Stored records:

_ _ _ _ _

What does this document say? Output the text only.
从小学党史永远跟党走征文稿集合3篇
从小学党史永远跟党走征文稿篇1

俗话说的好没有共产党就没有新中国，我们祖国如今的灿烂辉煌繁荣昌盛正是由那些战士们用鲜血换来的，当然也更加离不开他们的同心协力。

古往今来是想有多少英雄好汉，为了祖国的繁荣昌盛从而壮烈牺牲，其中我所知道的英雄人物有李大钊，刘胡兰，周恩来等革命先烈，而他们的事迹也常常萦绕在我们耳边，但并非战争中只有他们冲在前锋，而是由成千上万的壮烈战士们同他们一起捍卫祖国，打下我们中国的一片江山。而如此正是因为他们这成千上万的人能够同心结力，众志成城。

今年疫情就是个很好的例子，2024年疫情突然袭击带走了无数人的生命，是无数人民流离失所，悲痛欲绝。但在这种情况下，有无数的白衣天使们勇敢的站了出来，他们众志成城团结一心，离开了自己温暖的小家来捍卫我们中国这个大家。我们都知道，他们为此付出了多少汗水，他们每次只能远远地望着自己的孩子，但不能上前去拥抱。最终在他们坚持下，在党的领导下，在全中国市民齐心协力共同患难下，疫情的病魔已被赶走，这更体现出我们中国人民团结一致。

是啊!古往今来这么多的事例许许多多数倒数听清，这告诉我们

_ _ _ _ _

Task statement.
Extract the data in full. Keep it word for word.

Answer to the task.
What does this document say? Output the text only.
从小学党史永远跟党走征文稿集合3篇
从小学党史永远跟党走征文稿篇1

俗话说的好没有共产党就没有新中国，我们祖国如今的灿烂辉煌繁荣昌盛正是由那些战士们用鲜血换来的，当然也更加离不开他们的同心协力。

古往今来是想有多少英雄好汉，为了祖国的繁荣昌盛从而壮烈牺牲，其中我所知道的英雄人物有李大钊，刘胡兰，周恩来等革命先烈，而他们的事迹也常常萦绕在我们耳边，但并非战争中只有他们冲在前锋，而是由成千上万的壮烈战士们同他们一起捍卫祖国，打下我们中国的一片江山。而如此正是因为他们这成千上万的人能够同心结力，众志成城。

今年疫情就是个很好的例子，2024年疫情突然袭击带走了无数人的生命，是无数人民流离失所，悲痛欲绝。但在这种情况下，有无数的白衣天使们勇敢的站了出来，他们众志成城团结一心，离开了自己温暖的小家来捍卫我们中国这个大家。我们都知道，他们为此付出了多少汗水，他们每次只能远远地望着自己的孩子，但不能上前去拥抱。最终在他们坚持下，在党的领导下，在全中国市民齐心协力共同患难下，疫情的病魔已被赶走，这更体现出我们中国人民团结一致。

是啊!古往今来这么多的事例许许多多数倒数听清，这告诉我们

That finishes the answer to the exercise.